··· TASK INPUT ···

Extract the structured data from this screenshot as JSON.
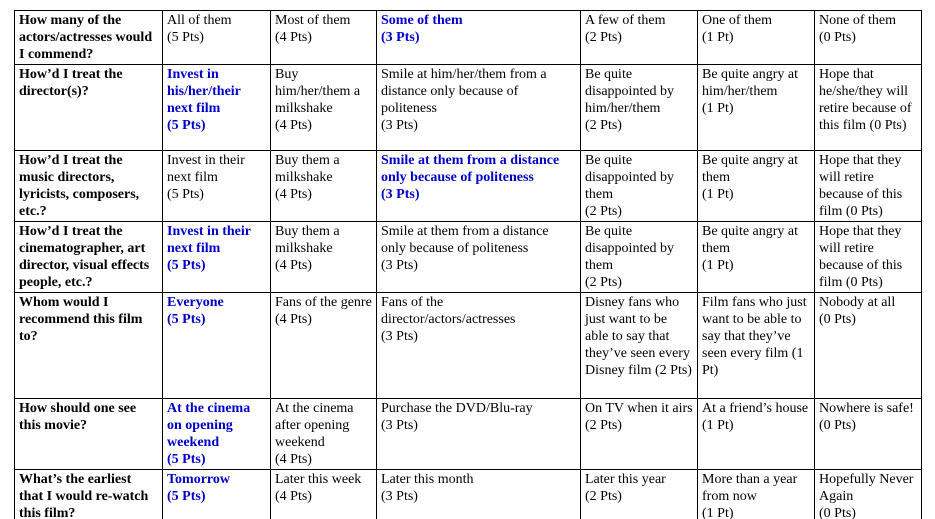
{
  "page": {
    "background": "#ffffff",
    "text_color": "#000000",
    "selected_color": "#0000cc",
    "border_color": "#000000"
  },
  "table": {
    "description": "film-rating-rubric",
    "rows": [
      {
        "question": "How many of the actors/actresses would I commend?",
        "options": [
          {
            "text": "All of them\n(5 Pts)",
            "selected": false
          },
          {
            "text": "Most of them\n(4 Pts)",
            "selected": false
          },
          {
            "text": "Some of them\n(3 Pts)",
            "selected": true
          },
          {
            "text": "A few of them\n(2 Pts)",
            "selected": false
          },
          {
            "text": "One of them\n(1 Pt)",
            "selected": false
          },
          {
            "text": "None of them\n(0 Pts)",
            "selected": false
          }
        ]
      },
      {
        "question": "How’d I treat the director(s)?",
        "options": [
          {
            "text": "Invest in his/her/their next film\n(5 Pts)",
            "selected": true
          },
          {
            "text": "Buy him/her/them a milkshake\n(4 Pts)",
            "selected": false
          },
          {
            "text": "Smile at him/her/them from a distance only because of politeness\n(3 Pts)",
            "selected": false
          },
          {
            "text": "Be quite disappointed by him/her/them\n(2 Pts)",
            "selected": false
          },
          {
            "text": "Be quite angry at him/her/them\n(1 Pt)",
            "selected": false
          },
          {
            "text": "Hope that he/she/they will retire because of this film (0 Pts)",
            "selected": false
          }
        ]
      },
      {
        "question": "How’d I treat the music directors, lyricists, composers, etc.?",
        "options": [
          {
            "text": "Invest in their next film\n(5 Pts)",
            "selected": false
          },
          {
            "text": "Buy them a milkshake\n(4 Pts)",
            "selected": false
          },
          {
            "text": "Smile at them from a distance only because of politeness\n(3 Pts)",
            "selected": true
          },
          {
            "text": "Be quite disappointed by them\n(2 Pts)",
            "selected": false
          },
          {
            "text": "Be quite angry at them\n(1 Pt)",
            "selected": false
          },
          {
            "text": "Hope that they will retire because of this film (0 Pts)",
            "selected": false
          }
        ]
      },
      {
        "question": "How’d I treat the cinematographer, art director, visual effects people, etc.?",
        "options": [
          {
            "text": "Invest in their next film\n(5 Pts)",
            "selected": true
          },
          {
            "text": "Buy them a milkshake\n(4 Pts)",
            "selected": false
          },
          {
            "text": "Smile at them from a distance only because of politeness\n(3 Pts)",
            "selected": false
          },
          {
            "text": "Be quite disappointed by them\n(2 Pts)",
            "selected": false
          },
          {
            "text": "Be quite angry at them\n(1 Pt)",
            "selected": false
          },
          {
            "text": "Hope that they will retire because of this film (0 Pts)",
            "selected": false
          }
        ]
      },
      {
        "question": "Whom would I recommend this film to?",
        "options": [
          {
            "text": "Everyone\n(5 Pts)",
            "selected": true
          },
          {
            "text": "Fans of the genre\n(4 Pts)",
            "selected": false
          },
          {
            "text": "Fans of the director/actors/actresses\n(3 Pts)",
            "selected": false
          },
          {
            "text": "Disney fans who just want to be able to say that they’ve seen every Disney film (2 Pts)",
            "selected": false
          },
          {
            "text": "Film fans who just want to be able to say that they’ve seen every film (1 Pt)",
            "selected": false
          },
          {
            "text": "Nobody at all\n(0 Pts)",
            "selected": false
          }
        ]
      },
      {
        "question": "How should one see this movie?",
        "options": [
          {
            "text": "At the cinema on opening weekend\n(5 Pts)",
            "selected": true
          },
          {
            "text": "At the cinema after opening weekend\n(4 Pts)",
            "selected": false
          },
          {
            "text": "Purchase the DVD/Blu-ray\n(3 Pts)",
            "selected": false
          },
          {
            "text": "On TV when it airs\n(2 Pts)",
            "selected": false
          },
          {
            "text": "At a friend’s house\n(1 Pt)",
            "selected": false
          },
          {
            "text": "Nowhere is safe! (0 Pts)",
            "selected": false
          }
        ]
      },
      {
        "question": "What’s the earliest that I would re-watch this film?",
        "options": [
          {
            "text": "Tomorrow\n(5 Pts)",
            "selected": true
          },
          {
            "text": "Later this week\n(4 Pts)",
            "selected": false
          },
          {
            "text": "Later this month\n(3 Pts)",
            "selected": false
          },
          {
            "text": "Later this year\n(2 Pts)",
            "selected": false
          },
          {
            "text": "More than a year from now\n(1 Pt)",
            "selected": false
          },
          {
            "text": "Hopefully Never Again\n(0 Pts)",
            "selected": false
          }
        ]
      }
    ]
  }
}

···
··· TASK INPUT ···

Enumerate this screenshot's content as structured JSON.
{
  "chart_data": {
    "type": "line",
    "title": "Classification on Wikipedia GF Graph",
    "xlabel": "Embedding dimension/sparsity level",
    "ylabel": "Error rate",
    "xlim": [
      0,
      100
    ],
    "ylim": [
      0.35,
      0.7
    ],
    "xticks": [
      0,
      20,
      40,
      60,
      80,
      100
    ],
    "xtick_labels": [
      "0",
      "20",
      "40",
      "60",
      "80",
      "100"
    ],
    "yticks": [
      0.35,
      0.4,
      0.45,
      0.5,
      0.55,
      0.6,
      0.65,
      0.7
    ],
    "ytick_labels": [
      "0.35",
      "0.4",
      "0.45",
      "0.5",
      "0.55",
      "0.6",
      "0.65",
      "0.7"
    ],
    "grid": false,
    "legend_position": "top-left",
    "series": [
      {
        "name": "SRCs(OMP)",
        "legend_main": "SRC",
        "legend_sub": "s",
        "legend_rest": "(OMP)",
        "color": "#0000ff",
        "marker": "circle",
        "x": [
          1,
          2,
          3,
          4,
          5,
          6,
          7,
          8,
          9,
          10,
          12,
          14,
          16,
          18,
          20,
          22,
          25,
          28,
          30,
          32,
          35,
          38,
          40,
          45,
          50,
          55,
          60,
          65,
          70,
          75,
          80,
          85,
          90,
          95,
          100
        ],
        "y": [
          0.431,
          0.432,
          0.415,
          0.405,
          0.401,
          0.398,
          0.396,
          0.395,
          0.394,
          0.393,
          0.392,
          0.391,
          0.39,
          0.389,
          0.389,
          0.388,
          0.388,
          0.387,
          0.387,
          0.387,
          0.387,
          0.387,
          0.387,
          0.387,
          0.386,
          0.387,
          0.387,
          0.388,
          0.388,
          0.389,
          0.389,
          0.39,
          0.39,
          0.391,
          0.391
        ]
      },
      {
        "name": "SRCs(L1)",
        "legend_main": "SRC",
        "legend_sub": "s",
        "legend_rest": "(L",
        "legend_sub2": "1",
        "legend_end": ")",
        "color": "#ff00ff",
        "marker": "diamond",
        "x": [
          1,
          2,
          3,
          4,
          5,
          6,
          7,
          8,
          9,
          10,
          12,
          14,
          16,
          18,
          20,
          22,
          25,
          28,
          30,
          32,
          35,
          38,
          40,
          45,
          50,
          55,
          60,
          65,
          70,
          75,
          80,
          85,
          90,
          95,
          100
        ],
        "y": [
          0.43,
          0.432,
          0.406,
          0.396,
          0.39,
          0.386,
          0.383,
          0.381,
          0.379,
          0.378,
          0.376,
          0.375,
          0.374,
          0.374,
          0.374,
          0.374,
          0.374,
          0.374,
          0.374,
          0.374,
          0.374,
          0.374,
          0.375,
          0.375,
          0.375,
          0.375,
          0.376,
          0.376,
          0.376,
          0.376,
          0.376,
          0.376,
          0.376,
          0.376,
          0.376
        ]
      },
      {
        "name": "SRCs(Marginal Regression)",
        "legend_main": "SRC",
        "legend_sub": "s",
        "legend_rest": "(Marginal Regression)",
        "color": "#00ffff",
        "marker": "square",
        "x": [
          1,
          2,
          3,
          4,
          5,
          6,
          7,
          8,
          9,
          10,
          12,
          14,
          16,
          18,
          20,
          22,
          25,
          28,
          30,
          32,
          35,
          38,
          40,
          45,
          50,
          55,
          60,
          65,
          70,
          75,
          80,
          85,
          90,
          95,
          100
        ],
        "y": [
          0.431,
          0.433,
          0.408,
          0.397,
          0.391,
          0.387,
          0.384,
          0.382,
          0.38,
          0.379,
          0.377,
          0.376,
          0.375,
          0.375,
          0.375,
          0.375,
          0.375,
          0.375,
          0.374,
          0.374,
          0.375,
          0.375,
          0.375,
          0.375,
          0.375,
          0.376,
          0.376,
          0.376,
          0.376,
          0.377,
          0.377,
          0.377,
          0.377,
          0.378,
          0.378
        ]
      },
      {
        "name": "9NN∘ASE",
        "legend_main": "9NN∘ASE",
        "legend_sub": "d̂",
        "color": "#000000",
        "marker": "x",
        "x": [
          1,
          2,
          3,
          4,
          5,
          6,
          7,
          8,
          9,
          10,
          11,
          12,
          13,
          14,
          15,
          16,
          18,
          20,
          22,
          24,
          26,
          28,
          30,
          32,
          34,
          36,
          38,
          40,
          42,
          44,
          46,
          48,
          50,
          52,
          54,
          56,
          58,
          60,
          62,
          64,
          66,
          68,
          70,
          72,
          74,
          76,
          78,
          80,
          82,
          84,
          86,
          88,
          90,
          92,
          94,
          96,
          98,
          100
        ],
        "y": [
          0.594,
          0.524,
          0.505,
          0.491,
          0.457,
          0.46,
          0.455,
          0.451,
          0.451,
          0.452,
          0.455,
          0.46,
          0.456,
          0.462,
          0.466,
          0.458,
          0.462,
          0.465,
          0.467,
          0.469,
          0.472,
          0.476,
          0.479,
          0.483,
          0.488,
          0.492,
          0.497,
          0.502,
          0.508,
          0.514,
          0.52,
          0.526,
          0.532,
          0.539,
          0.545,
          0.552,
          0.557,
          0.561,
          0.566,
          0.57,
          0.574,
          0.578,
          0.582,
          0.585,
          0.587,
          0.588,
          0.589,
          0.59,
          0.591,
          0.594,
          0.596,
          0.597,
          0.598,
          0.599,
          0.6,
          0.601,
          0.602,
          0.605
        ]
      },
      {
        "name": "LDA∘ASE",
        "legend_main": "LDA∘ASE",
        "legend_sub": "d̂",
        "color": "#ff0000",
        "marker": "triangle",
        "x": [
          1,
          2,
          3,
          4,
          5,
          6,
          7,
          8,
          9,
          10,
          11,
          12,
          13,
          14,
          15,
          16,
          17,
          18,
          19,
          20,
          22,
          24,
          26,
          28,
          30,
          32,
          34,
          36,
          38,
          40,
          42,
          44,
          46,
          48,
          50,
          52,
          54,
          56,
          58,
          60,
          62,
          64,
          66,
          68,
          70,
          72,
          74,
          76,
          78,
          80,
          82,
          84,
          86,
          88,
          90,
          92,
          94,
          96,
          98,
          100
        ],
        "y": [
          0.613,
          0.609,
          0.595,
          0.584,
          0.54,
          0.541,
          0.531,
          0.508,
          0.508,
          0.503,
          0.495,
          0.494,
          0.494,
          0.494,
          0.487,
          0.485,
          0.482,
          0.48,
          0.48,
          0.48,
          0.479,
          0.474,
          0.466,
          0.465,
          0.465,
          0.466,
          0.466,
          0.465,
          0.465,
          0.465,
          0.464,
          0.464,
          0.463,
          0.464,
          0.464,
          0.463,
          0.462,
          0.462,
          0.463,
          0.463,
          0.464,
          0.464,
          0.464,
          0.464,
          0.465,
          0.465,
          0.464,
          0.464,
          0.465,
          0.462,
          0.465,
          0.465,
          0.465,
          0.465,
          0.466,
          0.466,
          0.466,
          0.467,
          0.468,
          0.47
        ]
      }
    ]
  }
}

···

**GIVEN REQUEST:** Determine how many of the lines above hold the word "Regression", and output that number by itself.

**EXPECTED ANSWER:** 2